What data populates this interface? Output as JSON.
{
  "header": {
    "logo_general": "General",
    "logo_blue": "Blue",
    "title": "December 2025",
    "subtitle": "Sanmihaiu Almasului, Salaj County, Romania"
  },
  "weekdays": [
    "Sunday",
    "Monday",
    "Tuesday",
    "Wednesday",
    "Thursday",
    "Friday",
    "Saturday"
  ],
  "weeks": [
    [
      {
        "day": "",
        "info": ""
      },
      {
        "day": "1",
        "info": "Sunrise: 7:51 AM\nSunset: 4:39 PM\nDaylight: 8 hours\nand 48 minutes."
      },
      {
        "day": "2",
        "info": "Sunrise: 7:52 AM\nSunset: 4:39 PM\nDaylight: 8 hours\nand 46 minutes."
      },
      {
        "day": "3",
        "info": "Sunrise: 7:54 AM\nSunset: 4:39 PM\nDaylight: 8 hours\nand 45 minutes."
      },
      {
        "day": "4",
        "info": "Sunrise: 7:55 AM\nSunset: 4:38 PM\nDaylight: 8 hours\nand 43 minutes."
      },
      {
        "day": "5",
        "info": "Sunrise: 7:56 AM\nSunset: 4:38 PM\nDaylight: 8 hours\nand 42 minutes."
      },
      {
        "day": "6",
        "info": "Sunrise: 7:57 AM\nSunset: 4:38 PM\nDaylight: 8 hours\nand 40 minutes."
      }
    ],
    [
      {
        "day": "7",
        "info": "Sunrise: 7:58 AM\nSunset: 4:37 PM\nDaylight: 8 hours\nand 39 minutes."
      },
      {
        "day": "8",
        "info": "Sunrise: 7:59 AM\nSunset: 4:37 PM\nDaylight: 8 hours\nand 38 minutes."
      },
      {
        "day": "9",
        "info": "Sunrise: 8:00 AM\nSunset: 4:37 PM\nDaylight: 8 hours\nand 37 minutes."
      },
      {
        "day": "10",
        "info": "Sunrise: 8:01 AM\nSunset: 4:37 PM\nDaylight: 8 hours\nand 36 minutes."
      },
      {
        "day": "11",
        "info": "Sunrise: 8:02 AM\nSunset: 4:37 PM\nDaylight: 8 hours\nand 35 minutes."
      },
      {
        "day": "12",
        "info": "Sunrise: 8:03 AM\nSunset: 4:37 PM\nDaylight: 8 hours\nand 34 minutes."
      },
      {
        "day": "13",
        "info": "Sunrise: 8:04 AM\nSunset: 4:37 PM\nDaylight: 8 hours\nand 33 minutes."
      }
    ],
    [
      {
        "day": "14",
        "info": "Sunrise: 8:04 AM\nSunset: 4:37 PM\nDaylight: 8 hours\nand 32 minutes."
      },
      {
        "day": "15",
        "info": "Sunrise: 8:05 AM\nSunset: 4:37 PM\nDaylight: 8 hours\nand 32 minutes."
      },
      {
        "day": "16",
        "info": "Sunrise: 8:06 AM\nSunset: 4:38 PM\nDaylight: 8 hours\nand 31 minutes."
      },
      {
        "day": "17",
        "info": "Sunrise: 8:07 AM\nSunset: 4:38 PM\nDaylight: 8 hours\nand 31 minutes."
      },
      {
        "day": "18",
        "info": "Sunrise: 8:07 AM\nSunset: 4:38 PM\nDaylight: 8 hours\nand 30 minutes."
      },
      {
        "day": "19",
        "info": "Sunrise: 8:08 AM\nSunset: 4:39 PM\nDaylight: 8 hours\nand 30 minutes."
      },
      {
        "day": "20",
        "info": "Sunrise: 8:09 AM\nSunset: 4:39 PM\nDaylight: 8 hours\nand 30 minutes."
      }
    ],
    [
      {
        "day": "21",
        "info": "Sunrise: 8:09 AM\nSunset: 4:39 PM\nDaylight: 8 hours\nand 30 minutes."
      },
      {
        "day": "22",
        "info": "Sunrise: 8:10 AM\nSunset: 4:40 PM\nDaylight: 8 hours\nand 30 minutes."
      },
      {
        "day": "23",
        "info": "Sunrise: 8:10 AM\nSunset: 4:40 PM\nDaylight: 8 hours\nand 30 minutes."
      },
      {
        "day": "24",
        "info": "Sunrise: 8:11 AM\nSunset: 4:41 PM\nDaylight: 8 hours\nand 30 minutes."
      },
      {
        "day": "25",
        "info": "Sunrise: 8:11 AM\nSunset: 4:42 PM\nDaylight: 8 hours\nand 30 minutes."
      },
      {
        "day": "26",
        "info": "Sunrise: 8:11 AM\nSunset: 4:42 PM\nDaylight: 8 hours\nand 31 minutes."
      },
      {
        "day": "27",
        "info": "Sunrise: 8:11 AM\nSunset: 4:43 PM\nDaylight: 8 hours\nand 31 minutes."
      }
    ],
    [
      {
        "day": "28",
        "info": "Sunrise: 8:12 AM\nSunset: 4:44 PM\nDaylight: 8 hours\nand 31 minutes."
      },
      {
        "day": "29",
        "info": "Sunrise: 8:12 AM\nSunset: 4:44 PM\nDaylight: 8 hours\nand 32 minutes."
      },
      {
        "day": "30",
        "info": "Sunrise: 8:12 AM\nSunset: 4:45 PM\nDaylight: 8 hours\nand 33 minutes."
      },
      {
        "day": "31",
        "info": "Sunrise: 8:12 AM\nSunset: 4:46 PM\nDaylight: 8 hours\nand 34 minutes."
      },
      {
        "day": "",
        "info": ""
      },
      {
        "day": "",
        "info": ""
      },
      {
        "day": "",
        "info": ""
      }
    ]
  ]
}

..............................

## What to work on
Print all of the entries again, exactly as written.

## Completed task
What data populates this interface? Output as JSON.
{
  "header": {
    "logo_general": "General",
    "logo_blue": "Blue",
    "title": "December 2025",
    "subtitle": "Sanmihaiu Almasului, Salaj County, Romania"
  },
  "weekdays": [
    "Sunday",
    "Monday",
    "Tuesday",
    "Wednesday",
    "Thursday",
    "Friday",
    "Saturday"
  ],
  "weeks": [
    [
      {
        "day": "",
        "info": ""
      },
      {
        "day": "1",
        "info": "Sunrise: 7:51 AM\nSunset: 4:39 PM\nDaylight: 8 hours\nand 48 minutes."
      },
      {
        "day": "2",
        "info": "Sunrise: 7:52 AM\nSunset: 4:39 PM\nDaylight: 8 hours\nand 46 minutes."
      },
      {
        "day": "3",
        "info": "Sunrise: 7:54 AM\nSunset: 4:39 PM\nDaylight: 8 hours\nand 45 minutes."
      },
      {
        "day": "4",
        "info": "Sunrise: 7:55 AM\nSunset: 4:38 PM\nDaylight: 8 hours\nand 43 minutes."
      },
      {
        "day": "5",
        "info": "Sunrise: 7:56 AM\nSunset: 4:38 PM\nDaylight: 8 hours\nand 42 minutes."
      },
      {
        "day": "6",
        "info": "Sunrise: 7:57 AM\nSunset: 4:38 PM\nDaylight: 8 hours\nand 40 minutes."
      }
    ],
    [
      {
        "day": "7",
        "info": "Sunrise: 7:58 AM\nSunset: 4:37 PM\nDaylight: 8 hours\nand 39 minutes."
      },
      {
        "day": "8",
        "info": "Sunrise: 7:59 AM\nSunset: 4:37 PM\nDaylight: 8 hours\nand 38 minutes."
      },
      {
        "day": "9",
        "info": "Sunrise: 8:00 AM\nSunset: 4:37 PM\nDaylight: 8 hours\nand 37 minutes."
      },
      {
        "day": "10",
        "info": "Sunrise: 8:01 AM\nSunset: 4:37 PM\nDaylight: 8 hours\nand 36 minutes."
      },
      {
        "day": "11",
        "info": "Sunrise: 8:02 AM\nSunset: 4:37 PM\nDaylight: 8 hours\nand 35 minutes."
      },
      {
        "day": "12",
        "info": "Sunrise: 8:03 AM\nSunset: 4:37 PM\nDaylight: 8 hours\nand 34 minutes."
      },
      {
        "day": "13",
        "info": "Sunrise: 8:04 AM\nSunset: 4:37 PM\nDaylight: 8 hours\nand 33 minutes."
      }
    ],
    [
      {
        "day": "14",
        "info": "Sunrise: 8:04 AM\nSunset: 4:37 PM\nDaylight: 8 hours\nand 32 minutes."
      },
      {
        "day": "15",
        "info": "Sunrise: 8:05 AM\nSunset: 4:37 PM\nDaylight: 8 hours\nand 32 minutes."
      },
      {
        "day": "16",
        "info": "Sunrise: 8:06 AM\nSunset: 4:38 PM\nDaylight: 8 hours\nand 31 minutes."
      },
      {
        "day": "17",
        "info": "Sunrise: 8:07 AM\nSunset: 4:38 PM\nDaylight: 8 hours\nand 31 minutes."
      },
      {
        "day": "18",
        "info": "Sunrise: 8:07 AM\nSunset: 4:38 PM\nDaylight: 8 hours\nand 30 minutes."
      },
      {
        "day": "19",
        "info": "Sunrise: 8:08 AM\nSunset: 4:39 PM\nDaylight: 8 hours\nand 30 minutes."
      },
      {
        "day": "20",
        "info": "Sunrise: 8:09 AM\nSunset: 4:39 PM\nDaylight: 8 hours\nand 30 minutes."
      }
    ],
    [
      {
        "day": "21",
        "info": "Sunrise: 8:09 AM\nSunset: 4:39 PM\nDaylight: 8 hours\nand 30 minutes."
      },
      {
        "day": "22",
        "info": "Sunrise: 8:10 AM\nSunset: 4:40 PM\nDaylight: 8 hours\nand 30 minutes."
      },
      {
        "day": "23",
        "info": "Sunrise: 8:10 AM\nSunset: 4:40 PM\nDaylight: 8 hours\nand 30 minutes."
      },
      {
        "day": "24",
        "info": "Sunrise: 8:11 AM\nSunset: 4:41 PM\nDaylight: 8 hours\nand 30 minutes."
      },
      {
        "day": "25",
        "info": "Sunrise: 8:11 AM\nSunset: 4:42 PM\nDaylight: 8 hours\nand 30 minutes."
      },
      {
        "day": "26",
        "info": "Sunrise: 8:11 AM\nSunset: 4:42 PM\nDaylight: 8 hours\nand 31 minutes."
      },
      {
        "day": "27",
        "info": "Sunrise: 8:11 AM\nSunset: 4:43 PM\nDaylight: 8 hours\nand 31 minutes."
      }
    ],
    [
      {
        "day": "28",
        "info": "Sunrise: 8:12 AM\nSunset: 4:44 PM\nDaylight: 8 hours\nand 31 minutes."
      },
      {
        "day": "29",
        "info": "Sunrise: 8:12 AM\nSunset: 4:44 PM\nDaylight: 8 hours\nand 32 minutes."
      },
      {
        "day": "30",
        "info": "Sunrise: 8:12 AM\nSunset: 4:45 PM\nDaylight: 8 hours\nand 33 minutes."
      },
      {
        "day": "31",
        "info": "Sunrise: 8:12 AM\nSunset: 4:46 PM\nDaylight: 8 hours\nand 34 minutes."
      },
      {
        "day": "",
        "info": ""
      },
      {
        "day": "",
        "info": ""
      },
      {
        "day": "",
        "info": ""
      }
    ]
  ]
}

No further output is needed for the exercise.